* begin DATA LISTING *

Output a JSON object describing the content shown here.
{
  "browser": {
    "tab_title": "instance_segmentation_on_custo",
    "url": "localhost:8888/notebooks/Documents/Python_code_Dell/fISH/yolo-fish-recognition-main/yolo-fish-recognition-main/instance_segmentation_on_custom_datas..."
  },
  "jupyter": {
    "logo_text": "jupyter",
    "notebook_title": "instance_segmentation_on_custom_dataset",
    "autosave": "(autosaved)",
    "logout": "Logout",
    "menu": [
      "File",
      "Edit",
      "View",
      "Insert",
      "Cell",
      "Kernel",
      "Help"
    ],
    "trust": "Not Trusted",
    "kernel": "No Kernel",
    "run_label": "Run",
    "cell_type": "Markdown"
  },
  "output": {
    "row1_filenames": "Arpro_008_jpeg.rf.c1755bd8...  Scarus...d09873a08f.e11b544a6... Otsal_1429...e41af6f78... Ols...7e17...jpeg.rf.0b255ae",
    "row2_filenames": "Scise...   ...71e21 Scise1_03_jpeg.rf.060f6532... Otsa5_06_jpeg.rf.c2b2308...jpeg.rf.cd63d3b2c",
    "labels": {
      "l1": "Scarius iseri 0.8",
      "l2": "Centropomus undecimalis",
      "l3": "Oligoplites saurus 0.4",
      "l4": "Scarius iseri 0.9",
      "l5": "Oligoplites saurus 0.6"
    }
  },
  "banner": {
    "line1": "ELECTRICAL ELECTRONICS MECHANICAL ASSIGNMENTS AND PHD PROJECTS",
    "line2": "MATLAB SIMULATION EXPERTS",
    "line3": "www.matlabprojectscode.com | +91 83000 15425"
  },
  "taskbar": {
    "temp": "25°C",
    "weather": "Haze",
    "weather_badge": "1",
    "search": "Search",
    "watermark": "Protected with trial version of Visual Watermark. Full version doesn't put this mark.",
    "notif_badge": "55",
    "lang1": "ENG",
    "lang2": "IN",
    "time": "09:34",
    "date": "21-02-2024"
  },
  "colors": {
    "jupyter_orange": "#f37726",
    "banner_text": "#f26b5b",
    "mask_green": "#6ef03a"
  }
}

* end DATA LISTING *

SHORT EXERCISE — Print the material above once more, exactly.

ANSWER FOR THE TASK —
Output a JSON object describing the content shown here.
{
  "browser": {
    "tab_title": "instance_segmentation_on_custo",
    "url": "localhost:8888/notebooks/Documents/Python_code_Dell/fISH/yolo-fish-recognition-main/yolo-fish-recognition-main/instance_segmentation_on_custom_datas..."
  },
  "jupyter": {
    "logo_text": "jupyter",
    "notebook_title": "instance_segmentation_on_custom_dataset",
    "autosave": "(autosaved)",
    "logout": "Logout",
    "menu": [
      "File",
      "Edit",
      "View",
      "Insert",
      "Cell",
      "Kernel",
      "Help"
    ],
    "trust": "Not Trusted",
    "kernel": "No Kernel",
    "run_label": "Run",
    "cell_type": "Markdown"
  },
  "output": {
    "row1_filenames": "Arpro_008_jpeg.rf.c1755bd8...  Scarus...d09873a08f.e11b544a6... Otsal_1429...e41af6f78... Ols...7e17...jpeg.rf.0b255ae",
    "row2_filenames": "Scise...   ...71e21 Scise1_03_jpeg.rf.060f6532... Otsa5_06_jpeg.rf.c2b2308...jpeg.rf.cd63d3b2c",
    "labels": {
      "l1": "Scarius iseri 0.8",
      "l2": "Centropomus undecimalis",
      "l3": "Oligoplites saurus 0.4",
      "l4": "Scarius iseri 0.9",
      "l5": "Oligoplites saurus 0.6"
    }
  },
  "banner": {
    "line1": "ELECTRICAL ELECTRONICS MECHANICAL ASSIGNMENTS AND PHD PROJECTS",
    "line2": "MATLAB SIMULATION EXPERTS",
    "line3": "www.matlabprojectscode.com | +91 83000 15425"
  },
  "taskbar": {
    "temp": "25°C",
    "weather": "Haze",
    "weather_badge": "1",
    "search": "Search",
    "watermark": "Protected with trial version of Visual Watermark. Full version doesn't put this mark.",
    "notif_badge": "55",
    "lang1": "ENG",
    "lang2": "IN",
    "time": "09:34",
    "date": "21-02-2024"
  },
  "colors": {
    "jupyter_orange": "#f37726",
    "banner_text": "#f26b5b",
    "mask_green": "#6ef03a"
  }
}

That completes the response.